Challenge
The records below should be written out again, exactly.

Data records:
───
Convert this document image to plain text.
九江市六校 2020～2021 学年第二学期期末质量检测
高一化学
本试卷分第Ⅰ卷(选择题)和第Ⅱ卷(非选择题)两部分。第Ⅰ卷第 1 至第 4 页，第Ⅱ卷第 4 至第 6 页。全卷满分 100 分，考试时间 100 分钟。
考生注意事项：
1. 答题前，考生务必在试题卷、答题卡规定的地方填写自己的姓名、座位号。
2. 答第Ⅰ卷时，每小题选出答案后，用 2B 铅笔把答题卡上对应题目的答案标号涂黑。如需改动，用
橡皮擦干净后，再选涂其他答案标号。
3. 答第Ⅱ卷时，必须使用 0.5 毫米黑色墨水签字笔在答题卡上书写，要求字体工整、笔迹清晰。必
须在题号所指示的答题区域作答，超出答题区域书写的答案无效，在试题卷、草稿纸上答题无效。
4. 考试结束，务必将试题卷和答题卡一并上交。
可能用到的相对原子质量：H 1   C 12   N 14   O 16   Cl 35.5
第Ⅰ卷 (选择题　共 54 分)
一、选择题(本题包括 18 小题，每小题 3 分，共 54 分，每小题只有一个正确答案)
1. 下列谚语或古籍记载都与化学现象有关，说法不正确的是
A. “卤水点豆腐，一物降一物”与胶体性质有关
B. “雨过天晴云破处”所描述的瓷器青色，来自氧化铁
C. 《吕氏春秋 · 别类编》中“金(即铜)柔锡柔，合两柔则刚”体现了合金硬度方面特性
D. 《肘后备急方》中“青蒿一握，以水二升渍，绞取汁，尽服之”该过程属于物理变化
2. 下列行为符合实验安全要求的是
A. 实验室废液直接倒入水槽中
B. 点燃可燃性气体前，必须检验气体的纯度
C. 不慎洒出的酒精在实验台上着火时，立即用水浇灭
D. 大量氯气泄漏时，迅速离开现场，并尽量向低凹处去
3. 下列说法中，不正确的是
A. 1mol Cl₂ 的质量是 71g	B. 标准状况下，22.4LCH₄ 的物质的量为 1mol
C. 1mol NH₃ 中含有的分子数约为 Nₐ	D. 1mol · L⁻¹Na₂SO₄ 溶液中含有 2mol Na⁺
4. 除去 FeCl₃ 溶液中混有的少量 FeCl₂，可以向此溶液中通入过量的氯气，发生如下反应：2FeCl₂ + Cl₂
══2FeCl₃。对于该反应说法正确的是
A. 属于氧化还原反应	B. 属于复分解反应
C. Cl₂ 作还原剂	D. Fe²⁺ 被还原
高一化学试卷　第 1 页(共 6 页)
───
Solution to this task
Convert this document image to plain text.
九江市六校 2020～2021 学年第二学期期末质量检测
高一化学
本试卷分第Ⅰ卷(选择题)和第Ⅱ卷(非选择题)两部分。第Ⅰ卷第 1 至第 4 页，第Ⅱ卷第 4 至第 6 页。全卷满分 100 分，考试时间 100 分钟。
考生注意事项：
1. 答题前，考生务必在试题卷、答题卡规定的地方填写自己的姓名、座位号。
2. 答第Ⅰ卷时，每小题选出答案后，用 2B 铅笔把答题卡上对应题目的答案标号涂黑。如需改动，用
橡皮擦干净后，再选涂其他答案标号。
3. 答第Ⅱ卷时，必须使用 0.5 毫米黑色墨水签字笔在答题卡上书写，要求字体工整、笔迹清晰。必
须在题号所指示的答题区域作答，超出答题区域书写的答案无效，在试题卷、草稿纸上答题无效。
4. 考试结束，务必将试题卷和答题卡一并上交。
可能用到的相对原子质量：H 1   C 12   N 14   O 16   Cl 35.5
第Ⅰ卷 (选择题　共 54 分)
一、选择题(本题包括 18 小题，每小题 3 分，共 54 分，每小题只有一个正确答案)
1. 下列谚语或古籍记载都与化学现象有关，说法不正确的是
A. “卤水点豆腐，一物降一物”与胶体性质有关
B. “雨过天晴云破处”所描述的瓷器青色，来自氧化铁
C. 《吕氏春秋 · 别类编》中“金(即铜)柔锡柔，合两柔则刚”体现了合金硬度方面特性
D. 《肘后备急方》中“青蒿一握，以水二升渍，绞取汁，尽服之”该过程属于物理变化
2. 下列行为符合实验安全要求的是
A. 实验室废液直接倒入水槽中
B. 点燃可燃性气体前，必须检验气体的纯度
C. 不慎洒出的酒精在实验台上着火时，立即用水浇灭
D. 大量氯气泄漏时，迅速离开现场，并尽量向低凹处去
3. 下列说法中，不正确的是
A. 1mol Cl₂ 的质量是 71g	B. 标准状况下，22.4LCH₄ 的物质的量为 1mol
C. 1mol NH₃ 中含有的分子数约为 Nₐ	D. 1mol · L⁻¹Na₂SO₄ 溶液中含有 2mol Na⁺
4. 除去 FeCl₃ 溶液中混有的少量 FeCl₂，可以向此溶液中通入过量的氯气，发生如下反应：2FeCl₂ + Cl₂
══2FeCl₃。对于该反应说法正确的是
A. 属于氧化还原反应	B. 属于复分解反应
C. Cl₂ 作还原剂	D. Fe²⁺ 被还原
高一化学试卷　第 1 页(共 6 页)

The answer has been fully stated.